▶ _GIVEN TASK_
All the entries need to be quoted exactly, apart from the pictures, which you should drop.

▶ _RECORDS FOR THE TASK_
■ ■ ■ ■

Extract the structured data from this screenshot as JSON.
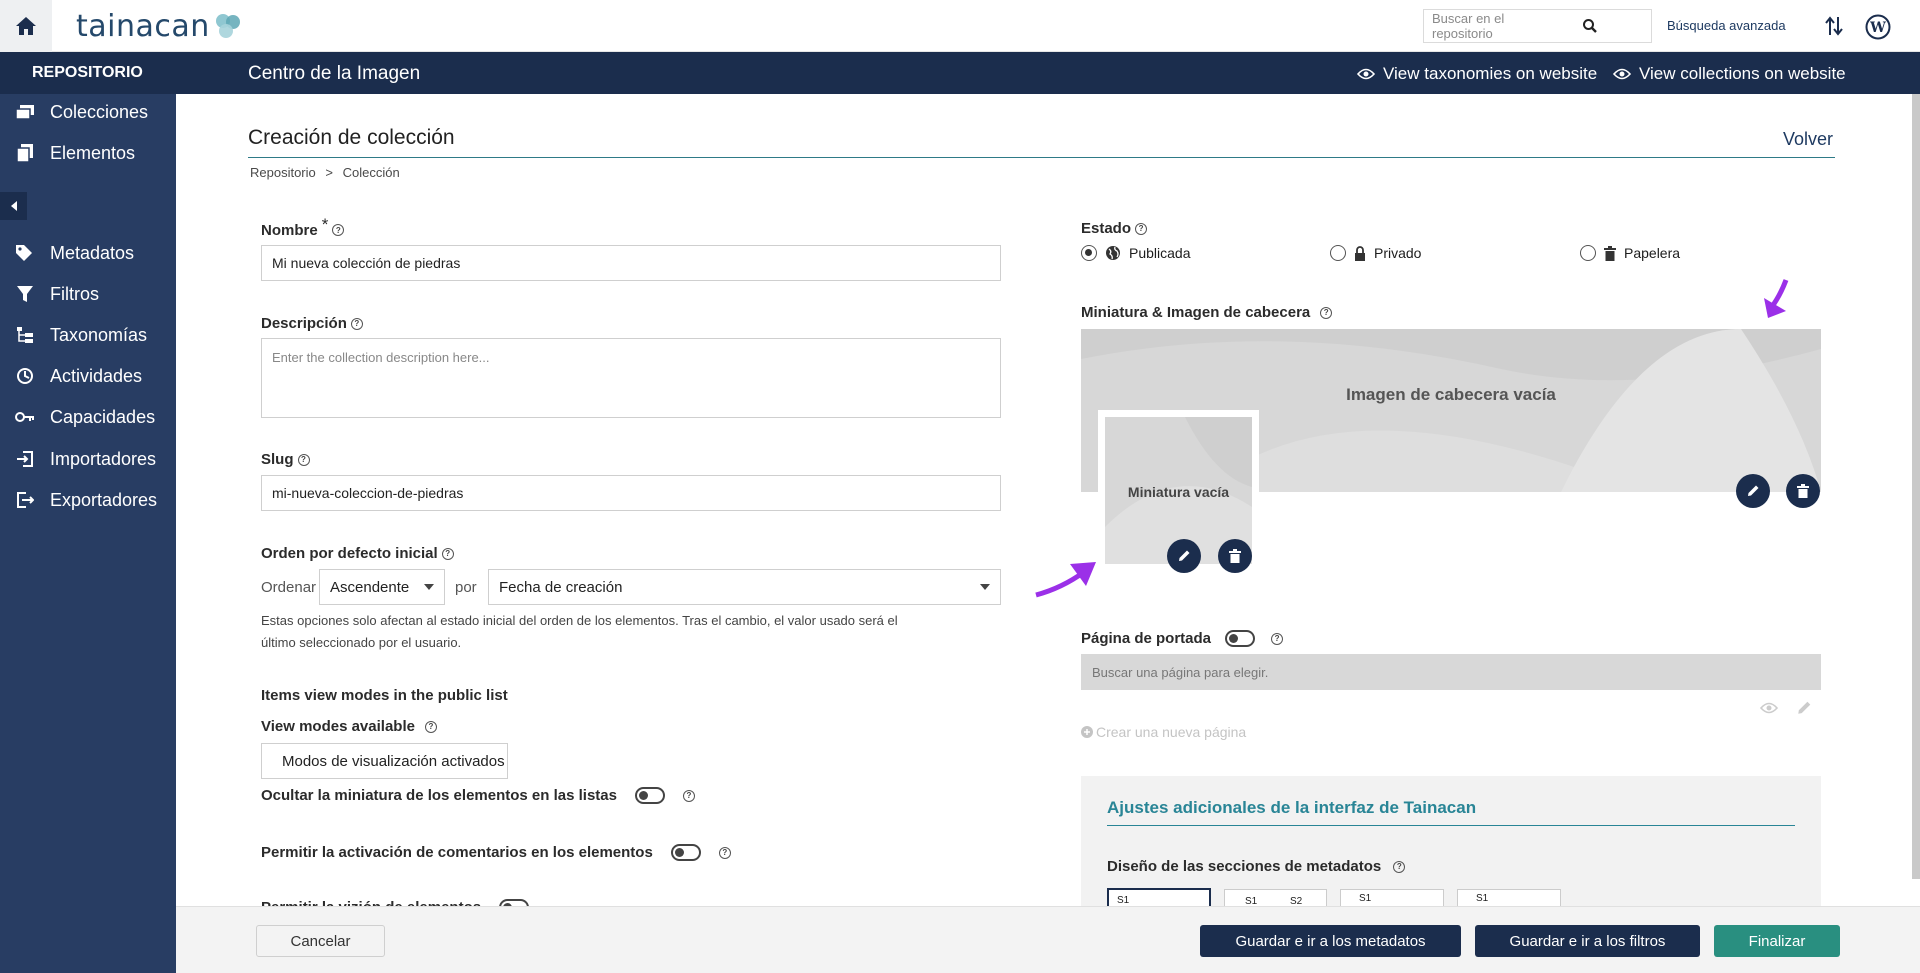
{
  "app": {
    "logo_text": "tainacan"
  },
  "topbar": {
    "search_placeholder": "Buscar en el repositorio",
    "advanced_search": "Búsqueda avanzada"
  },
  "sidebar": {
    "title": "REPOSITORIO",
    "items": [
      {
        "label": "Colecciones",
        "icon": "collections-icon"
      },
      {
        "label": "Elementos",
        "icon": "items-icon"
      },
      {
        "label": "Metadatos",
        "icon": "tag-icon"
      },
      {
        "label": "Filtros",
        "icon": "filter-icon"
      },
      {
        "label": "Taxonomías",
        "icon": "taxonomy-icon"
      },
      {
        "label": "Actividades",
        "icon": "activities-icon"
      },
      {
        "label": "Capacidades",
        "icon": "key-icon"
      },
      {
        "label": "Importadores",
        "icon": "import-icon"
      },
      {
        "label": "Exportadores",
        "icon": "export-icon"
      }
    ]
  },
  "header": {
    "repo_name": "Centro de la Imagen",
    "view_taxonomies": "View taxonomies on website",
    "view_collections": "View collections on website"
  },
  "page": {
    "title": "Creación de colección",
    "back": "Volver",
    "breadcrumb": {
      "root": "Repositorio",
      "sep": ">",
      "current": "Colección"
    }
  },
  "form": {
    "name_label": "Nombre",
    "name_required": "*",
    "name_value": "Mi nueva colección de piedras",
    "description_label": "Descripción",
    "description_placeholder": "Enter the collection description here...",
    "slug_label": "Slug",
    "slug_value": "mi-nueva-coleccion-de-piedras",
    "order_label": "Orden por defecto inicial",
    "order_prefix": "Ordenar",
    "order_value": "Ascendente",
    "order_by": "por",
    "order_field": "Fecha de creación",
    "order_note_1": "Estas opciones solo afectan al estado inicial del orden de los elementos. Tras el cambio, el valor usado será el",
    "order_note_2": "último seleccionado por el usuario.",
    "view_modes_section": "Items view modes in the public list",
    "view_modes_label": "View modes available",
    "view_modes_value": "Modos de visualización activados",
    "hide_thumbnail_label": "Ocultar la miniatura de los elementos en las listas",
    "comments_label": "Permitir la activación de comentarios en los elementos",
    "cut_label": "Permitir la vizión de elementos"
  },
  "status": {
    "label": "Estado",
    "options": [
      "Publicada",
      "Privado",
      "Papelera"
    ],
    "selected": "Publicada"
  },
  "images": {
    "label": "Miniatura & Imagen de cabecera",
    "header_empty": "Imagen de cabecera vacía",
    "thumbnail_empty": "Miniatura vacía"
  },
  "cover_page": {
    "label": "Página de portada",
    "search_placeholder": "Buscar una página para elegir.",
    "create_link": "Crear una nueva página"
  },
  "extra_settings": {
    "title": "Ajustes adicionales de la interfaz de Tainacan",
    "sections_design_label": "Diseño de las secciones de metadatos",
    "layout_options": [
      "S1",
      "S1 S2",
      "S1",
      "S1"
    ]
  },
  "footer": {
    "cancel": "Cancelar",
    "save_metadata": "Guardar e ir a los metadatos",
    "save_filters": "Guardar e ir a los filtros",
    "finish": "Finalizar"
  },
  "colors": {
    "navy": "#1b2d4d",
    "sidebar": "#283d63",
    "teal": "#298596",
    "annotation": "#9b30e8"
  }
}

■ ■ ■ ■

▶ _WORKED ANSWER_
Extract the structured data from this screenshot as JSON.
{
  "app": {
    "logo_text": "tainacan"
  },
  "topbar": {
    "search_placeholder": "Buscar en el repositorio",
    "advanced_search": "Búsqueda avanzada"
  },
  "sidebar": {
    "title": "REPOSITORIO",
    "items": [
      {
        "label": "Colecciones",
        "icon": "collections-icon"
      },
      {
        "label": "Elementos",
        "icon": "items-icon"
      },
      {
        "label": "Metadatos",
        "icon": "tag-icon"
      },
      {
        "label": "Filtros",
        "icon": "filter-icon"
      },
      {
        "label": "Taxonomías",
        "icon": "taxonomy-icon"
      },
      {
        "label": "Actividades",
        "icon": "activities-icon"
      },
      {
        "label": "Capacidades",
        "icon": "key-icon"
      },
      {
        "label": "Importadores",
        "icon": "import-icon"
      },
      {
        "label": "Exportadores",
        "icon": "export-icon"
      }
    ]
  },
  "header": {
    "repo_name": "Centro de la Imagen",
    "view_taxonomies": "View taxonomies on website",
    "view_collections": "View collections on website"
  },
  "page": {
    "title": "Creación de colección",
    "back": "Volver",
    "breadcrumb": {
      "root": "Repositorio",
      "sep": ">",
      "current": "Colección"
    }
  },
  "form": {
    "name_label": "Nombre",
    "name_required": "*",
    "name_value": "Mi nueva colección de piedras",
    "description_label": "Descripción",
    "description_placeholder": "Enter the collection description here...",
    "slug_label": "Slug",
    "slug_value": "mi-nueva-coleccion-de-piedras",
    "order_label": "Orden por defecto inicial",
    "order_prefix": "Ordenar",
    "order_value": "Ascendente",
    "order_by": "por",
    "order_field": "Fecha de creación",
    "order_note_1": "Estas opciones solo afectan al estado inicial del orden de los elementos. Tras el cambio, el valor usado será el",
    "order_note_2": "último seleccionado por el usuario.",
    "view_modes_section": "Items view modes in the public list",
    "view_modes_label": "View modes available",
    "view_modes_value": "Modos de visualización activados",
    "hide_thumbnail_label": "Ocultar la miniatura de los elementos en las listas",
    "comments_label": "Permitir la activación de comentarios en los elementos",
    "cut_label": "Permitir la vizión de elementos"
  },
  "status": {
    "label": "Estado",
    "options": [
      "Publicada",
      "Privado",
      "Papelera"
    ],
    "selected": "Publicada"
  },
  "images": {
    "label": "Miniatura & Imagen de cabecera",
    "header_empty": "Imagen de cabecera vacía",
    "thumbnail_empty": "Miniatura vacía"
  },
  "cover_page": {
    "label": "Página de portada",
    "search_placeholder": "Buscar una página para elegir.",
    "create_link": "Crear una nueva página"
  },
  "extra_settings": {
    "title": "Ajustes adicionales de la interfaz de Tainacan",
    "sections_design_label": "Diseño de las secciones de metadatos",
    "layout_options": [
      "S1",
      "S1 S2",
      "S1",
      "S1"
    ]
  },
  "footer": {
    "cancel": "Cancelar",
    "save_metadata": "Guardar e ir a los metadatos",
    "save_filters": "Guardar e ir a los filtros",
    "finish": "Finalizar"
  },
  "colors": {
    "navy": "#1b2d4d",
    "sidebar": "#283d63",
    "teal": "#298596",
    "annotation": "#9b30e8"
  }
}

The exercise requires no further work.